Check every line below for the string "motions", and copy the lines that contain it.
##############################
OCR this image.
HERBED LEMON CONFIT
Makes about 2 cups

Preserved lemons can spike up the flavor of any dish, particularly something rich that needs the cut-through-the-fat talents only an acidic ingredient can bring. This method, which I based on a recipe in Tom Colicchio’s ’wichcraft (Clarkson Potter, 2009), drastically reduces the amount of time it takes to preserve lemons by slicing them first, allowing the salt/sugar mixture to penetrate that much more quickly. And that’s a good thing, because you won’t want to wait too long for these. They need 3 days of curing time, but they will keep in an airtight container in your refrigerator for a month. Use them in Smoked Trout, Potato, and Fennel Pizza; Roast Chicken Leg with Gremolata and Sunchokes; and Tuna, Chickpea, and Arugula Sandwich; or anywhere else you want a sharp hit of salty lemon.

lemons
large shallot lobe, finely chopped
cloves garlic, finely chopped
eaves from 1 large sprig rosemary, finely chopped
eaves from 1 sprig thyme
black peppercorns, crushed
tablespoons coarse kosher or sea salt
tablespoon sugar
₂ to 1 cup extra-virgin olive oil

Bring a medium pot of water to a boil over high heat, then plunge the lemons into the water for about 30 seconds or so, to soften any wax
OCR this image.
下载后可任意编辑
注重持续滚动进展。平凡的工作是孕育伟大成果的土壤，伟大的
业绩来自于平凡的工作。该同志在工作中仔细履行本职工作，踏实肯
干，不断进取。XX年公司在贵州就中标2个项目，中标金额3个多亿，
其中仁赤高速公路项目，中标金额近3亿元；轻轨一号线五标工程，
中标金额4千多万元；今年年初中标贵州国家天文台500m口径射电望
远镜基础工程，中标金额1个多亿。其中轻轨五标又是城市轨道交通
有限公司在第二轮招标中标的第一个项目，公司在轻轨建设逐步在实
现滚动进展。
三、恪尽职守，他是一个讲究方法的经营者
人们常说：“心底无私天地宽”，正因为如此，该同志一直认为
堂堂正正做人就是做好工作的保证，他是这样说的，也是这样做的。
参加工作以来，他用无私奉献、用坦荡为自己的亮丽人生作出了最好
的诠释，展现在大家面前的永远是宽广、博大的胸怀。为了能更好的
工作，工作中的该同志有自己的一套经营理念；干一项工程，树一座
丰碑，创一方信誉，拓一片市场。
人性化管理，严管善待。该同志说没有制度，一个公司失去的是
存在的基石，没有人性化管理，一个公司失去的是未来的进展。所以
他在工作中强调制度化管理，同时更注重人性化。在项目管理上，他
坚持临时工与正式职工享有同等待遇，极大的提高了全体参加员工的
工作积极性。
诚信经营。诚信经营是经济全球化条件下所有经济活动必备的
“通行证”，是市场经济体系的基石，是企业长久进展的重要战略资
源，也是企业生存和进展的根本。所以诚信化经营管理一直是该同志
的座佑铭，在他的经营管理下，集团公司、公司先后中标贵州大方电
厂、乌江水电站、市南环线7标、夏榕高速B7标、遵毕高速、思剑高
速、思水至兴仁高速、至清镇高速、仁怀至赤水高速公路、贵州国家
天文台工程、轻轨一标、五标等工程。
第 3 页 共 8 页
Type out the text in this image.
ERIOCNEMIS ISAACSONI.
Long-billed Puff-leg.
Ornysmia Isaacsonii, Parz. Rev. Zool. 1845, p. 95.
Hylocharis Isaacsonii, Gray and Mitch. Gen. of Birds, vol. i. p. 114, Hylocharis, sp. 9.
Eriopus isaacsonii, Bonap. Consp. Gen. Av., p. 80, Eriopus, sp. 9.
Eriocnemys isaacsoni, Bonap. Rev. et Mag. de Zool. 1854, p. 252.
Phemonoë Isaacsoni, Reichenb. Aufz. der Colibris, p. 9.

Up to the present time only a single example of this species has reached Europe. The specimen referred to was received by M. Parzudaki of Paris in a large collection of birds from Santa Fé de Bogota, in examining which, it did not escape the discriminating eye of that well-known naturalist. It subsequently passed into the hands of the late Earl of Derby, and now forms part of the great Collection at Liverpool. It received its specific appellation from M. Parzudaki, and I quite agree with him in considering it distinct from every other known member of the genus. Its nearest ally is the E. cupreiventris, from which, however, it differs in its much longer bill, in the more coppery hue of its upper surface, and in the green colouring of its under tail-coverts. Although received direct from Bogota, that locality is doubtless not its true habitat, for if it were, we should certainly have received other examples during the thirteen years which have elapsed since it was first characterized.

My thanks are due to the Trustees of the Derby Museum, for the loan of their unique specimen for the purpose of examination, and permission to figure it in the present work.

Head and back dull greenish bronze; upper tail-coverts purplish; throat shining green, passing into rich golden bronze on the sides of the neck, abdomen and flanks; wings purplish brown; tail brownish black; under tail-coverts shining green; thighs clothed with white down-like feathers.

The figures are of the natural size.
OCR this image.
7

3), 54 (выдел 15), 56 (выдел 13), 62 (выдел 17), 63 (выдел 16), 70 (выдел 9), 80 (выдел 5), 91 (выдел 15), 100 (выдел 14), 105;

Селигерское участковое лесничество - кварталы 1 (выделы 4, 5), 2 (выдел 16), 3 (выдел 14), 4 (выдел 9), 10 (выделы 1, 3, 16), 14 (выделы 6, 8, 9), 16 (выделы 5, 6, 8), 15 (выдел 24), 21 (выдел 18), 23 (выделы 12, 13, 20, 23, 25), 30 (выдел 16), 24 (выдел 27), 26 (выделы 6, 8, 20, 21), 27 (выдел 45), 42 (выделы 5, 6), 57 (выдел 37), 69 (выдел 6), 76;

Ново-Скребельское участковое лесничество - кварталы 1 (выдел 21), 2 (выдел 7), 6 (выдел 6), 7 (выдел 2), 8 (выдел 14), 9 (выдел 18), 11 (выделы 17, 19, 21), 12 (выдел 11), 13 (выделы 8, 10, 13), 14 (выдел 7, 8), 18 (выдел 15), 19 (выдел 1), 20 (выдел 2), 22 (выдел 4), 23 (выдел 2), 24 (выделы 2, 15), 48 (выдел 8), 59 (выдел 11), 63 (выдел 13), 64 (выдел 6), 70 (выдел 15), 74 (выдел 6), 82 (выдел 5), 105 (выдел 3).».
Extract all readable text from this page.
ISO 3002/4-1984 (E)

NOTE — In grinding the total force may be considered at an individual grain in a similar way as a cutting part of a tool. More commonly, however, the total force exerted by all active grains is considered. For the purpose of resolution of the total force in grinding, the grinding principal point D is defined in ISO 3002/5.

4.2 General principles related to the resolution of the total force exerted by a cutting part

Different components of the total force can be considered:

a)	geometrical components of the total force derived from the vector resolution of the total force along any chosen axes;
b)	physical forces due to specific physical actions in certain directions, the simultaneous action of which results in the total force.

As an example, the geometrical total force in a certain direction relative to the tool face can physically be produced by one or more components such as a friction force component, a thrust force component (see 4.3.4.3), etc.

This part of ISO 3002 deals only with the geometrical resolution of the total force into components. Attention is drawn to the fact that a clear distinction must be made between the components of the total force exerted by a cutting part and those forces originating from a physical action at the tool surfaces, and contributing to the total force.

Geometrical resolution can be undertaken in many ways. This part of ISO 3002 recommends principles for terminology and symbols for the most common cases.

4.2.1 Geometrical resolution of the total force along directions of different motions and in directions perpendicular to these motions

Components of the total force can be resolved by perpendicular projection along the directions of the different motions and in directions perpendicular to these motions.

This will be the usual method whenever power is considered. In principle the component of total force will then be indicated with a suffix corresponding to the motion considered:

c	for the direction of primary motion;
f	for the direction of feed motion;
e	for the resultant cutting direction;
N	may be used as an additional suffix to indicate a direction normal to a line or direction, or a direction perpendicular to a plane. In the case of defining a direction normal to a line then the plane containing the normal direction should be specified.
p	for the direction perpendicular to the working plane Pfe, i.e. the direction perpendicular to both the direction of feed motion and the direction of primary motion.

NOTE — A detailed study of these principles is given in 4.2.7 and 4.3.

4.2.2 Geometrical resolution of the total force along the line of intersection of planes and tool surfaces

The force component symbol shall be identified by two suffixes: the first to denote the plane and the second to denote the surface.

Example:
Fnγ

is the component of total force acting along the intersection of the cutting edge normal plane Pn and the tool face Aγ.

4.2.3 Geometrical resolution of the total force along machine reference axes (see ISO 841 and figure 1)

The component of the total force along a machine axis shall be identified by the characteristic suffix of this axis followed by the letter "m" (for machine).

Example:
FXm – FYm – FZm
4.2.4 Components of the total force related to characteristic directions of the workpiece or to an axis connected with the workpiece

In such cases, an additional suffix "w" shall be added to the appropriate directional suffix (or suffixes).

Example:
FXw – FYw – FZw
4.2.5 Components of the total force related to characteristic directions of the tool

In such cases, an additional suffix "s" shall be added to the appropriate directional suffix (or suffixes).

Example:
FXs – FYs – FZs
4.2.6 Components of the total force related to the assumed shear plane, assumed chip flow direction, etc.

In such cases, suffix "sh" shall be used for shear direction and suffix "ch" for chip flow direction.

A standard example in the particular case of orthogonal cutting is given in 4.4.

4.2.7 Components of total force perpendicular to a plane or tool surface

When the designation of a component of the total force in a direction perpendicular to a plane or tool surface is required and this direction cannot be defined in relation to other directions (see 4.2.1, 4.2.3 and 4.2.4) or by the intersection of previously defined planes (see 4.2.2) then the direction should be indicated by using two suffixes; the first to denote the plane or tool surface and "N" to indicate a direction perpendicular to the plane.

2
##############################
- _Written solution_
4.2.1 Geometrical resolution of the total force along directions of different motions and in directions perpendicular to these motions
Components of the total force can be resolved by perpendicular projection along the directions of the different motions and in directions perpendicular to these motions.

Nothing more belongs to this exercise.